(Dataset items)
%%
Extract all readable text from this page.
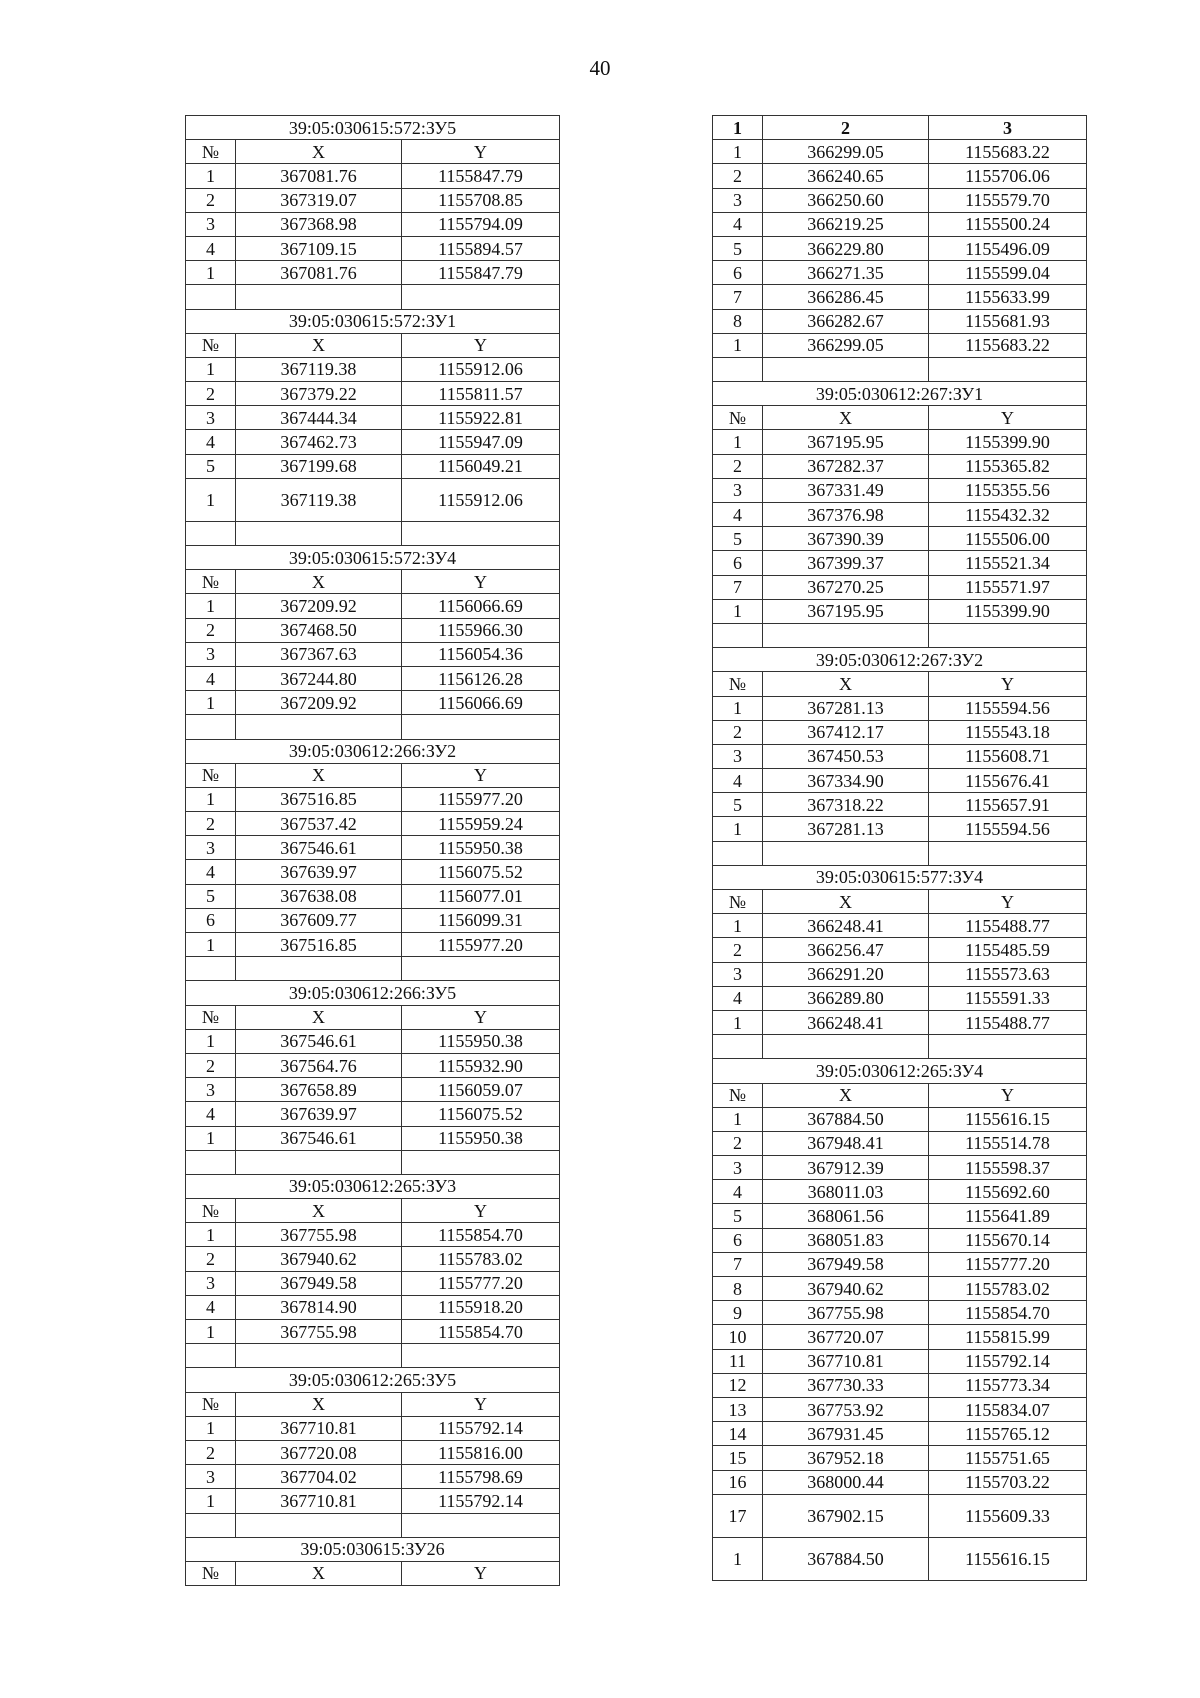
40
39:05:030615:572:ЗУ5		
№	X	Y
1	367081.76	1155847.79
2	367319.07	1155708.85
3	367368.98	1155794.09
4	367109.15	1155894.57
1	367081.76	1155847.79

39:05:030615:572:ЗУ1		
№	X	Y
1	367119.38	1155912.06
2	367379.22	1155811.57
3	367444.34	1155922.81
4	367462.73	1155947.09
5	367199.68	1156049.21
1	367119.38	1155912.06

39:05:030615:572:ЗУ4		
№	X	Y
1	367209.92	1156066.69
2	367468.50	1155966.30
3	367367.63	1156054.36
4	367244.80	1156126.28
1	367209.92	1156066.69

39:05:030612:266:ЗУ2		
№	X	Y
1	367516.85	1155977.20
2	367537.42	1155959.24
3	367546.61	1155950.38
4	367639.97	1156075.52
5	367638.08	1156077.01
6	367609.77	1156099.31
1	367516.85	1155977.20

39:05:030612:266:ЗУ5		
№	X	Y
1	367546.61	1155950.38
2	367564.76	1155932.90
3	367658.89	1156059.07
4	367639.97	1156075.52
1	367546.61	1155950.38

39:05:030612:265:ЗУ3		
№	X	Y
1	367755.98	1155854.70
2	367940.62	1155783.02
3	367949.58	1155777.20
4	367814.90	1155918.20
1	367755.98	1155854.70

39:05:030612:265:ЗУ5		
№	X	Y
1	367710.81	1155792.14
2	367720.08	1155816.00
3	367704.02	1155798.69
1	367710.81	1155792.14

39:05:030615:ЗУ26		
№	X	Y
1	2	3
1	366299.05	1155683.22
2	366240.65	1155706.06
3	366250.60	1155579.70
4	366219.25	1155500.24
5	366229.80	1155496.09
6	366271.35	1155599.04
7	366286.45	1155633.99
8	366282.67	1155681.93
1	366299.05	1155683.22

39:05:030612:267:ЗУ1		
№	X	Y
1	367195.95	1155399.90
2	367282.37	1155365.82
3	367331.49	1155355.56
4	367376.98	1155432.32
5	367390.39	1155506.00
6	367399.37	1155521.34
7	367270.25	1155571.97
1	367195.95	1155399.90

39:05:030612:267:ЗУ2		
№	X	Y
1	367281.13	1155594.56
2	367412.17	1155543.18
3	367450.53	1155608.71
4	367334.90	1155676.41
5	367318.22	1155657.91
1	367281.13	1155594.56

39:05:030615:577:ЗУ4		
№	X	Y
1	366248.41	1155488.77
2	366256.47	1155485.59
3	366291.20	1155573.63
4	366289.80	1155591.33
1	366248.41	1155488.77

39:05:030612:265:ЗУ4		
№	X	Y
1	367884.50	1155616.15
2	367948.41	1155514.78
3	367912.39	1155598.37
4	368011.03	1155692.60
5	368061.56	1155641.89
6	368051.83	1155670.14
7	367949.58	1155777.20
8	367940.62	1155783.02
9	367755.98	1155854.70
10	367720.07	1155815.99
11	367710.81	1155792.14
12	367730.33	1155773.34
13	367753.92	1155834.07
14	367931.45	1155765.12
15	367952.18	1155751.65
16	368000.44	1155703.22
17	367902.15	1155609.33
1	367884.50	1155616.15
%%
### Your task
Make an exact copy of all entries above, dropping the images.

### Written answer
Extract all readable text from this page.
40
39:05:030615:572:ЗУ5		
№	X	Y
1	367081.76	1155847.79
2	367319.07	1155708.85
3	367368.98	1155794.09
4	367109.15	1155894.57
1	367081.76	1155847.79

39:05:030615:572:ЗУ1		
№	X	Y
1	367119.38	1155912.06
2	367379.22	1155811.57
3	367444.34	1155922.81
4	367462.73	1155947.09
5	367199.68	1156049.21
1	367119.38	1155912.06

39:05:030615:572:ЗУ4		
№	X	Y
1	367209.92	1156066.69
2	367468.50	1155966.30
3	367367.63	1156054.36
4	367244.80	1156126.28
1	367209.92	1156066.69

39:05:030612:266:ЗУ2		
№	X	Y
1	367516.85	1155977.20
2	367537.42	1155959.24
3	367546.61	1155950.38
4	367639.97	1156075.52
5	367638.08	1156077.01
6	367609.77	1156099.31
1	367516.85	1155977.20

39:05:030612:266:ЗУ5		
№	X	Y
1	367546.61	1155950.38
2	367564.76	1155932.90
3	367658.89	1156059.07
4	367639.97	1156075.52
1	367546.61	1155950.38

39:05:030612:265:ЗУ3		
№	X	Y
1	367755.98	1155854.70
2	367940.62	1155783.02
3	367949.58	1155777.20
4	367814.90	1155918.20
1	367755.98	1155854.70

39:05:030612:265:ЗУ5		
№	X	Y
1	367710.81	1155792.14
2	367720.08	1155816.00
3	367704.02	1155798.69
1	367710.81	1155792.14

39:05:030615:ЗУ26		
№	X	Y
1	2	3
1	366299.05	1155683.22
2	366240.65	1155706.06
3	366250.60	1155579.70
4	366219.25	1155500.24
5	366229.80	1155496.09
6	366271.35	1155599.04
7	366286.45	1155633.99
8	366282.67	1155681.93
1	366299.05	1155683.22

39:05:030612:267:ЗУ1		
№	X	Y
1	367195.95	1155399.90
2	367282.37	1155365.82
3	367331.49	1155355.56
4	367376.98	1155432.32
5	367390.39	1155506.00
6	367399.37	1155521.34
7	367270.25	1155571.97
1	367195.95	1155399.90

39:05:030612:267:ЗУ2		
№	X	Y
1	367281.13	1155594.56
2	367412.17	1155543.18
3	367450.53	1155608.71
4	367334.90	1155676.41
5	367318.22	1155657.91
1	367281.13	1155594.56

39:05:030615:577:ЗУ4		
№	X	Y
1	366248.41	1155488.77
2	366256.47	1155485.59
3	366291.20	1155573.63
4	366289.80	1155591.33
1	366248.41	1155488.77

39:05:030612:265:ЗУ4		
№	X	Y
1	367884.50	1155616.15
2	367948.41	1155514.78
3	367912.39	1155598.37
4	368011.03	1155692.60
5	368061.56	1155641.89
6	368051.83	1155670.14
7	367949.58	1155777.20
8	367940.62	1155783.02
9	367755.98	1155854.70
10	367720.07	1155815.99
11	367710.81	1155792.14
12	367730.33	1155773.34
13	367753.92	1155834.07
14	367931.45	1155765.12
15	367952.18	1155751.65
16	368000.44	1155703.22
17	367902.15	1155609.33
1	367884.50	1155616.15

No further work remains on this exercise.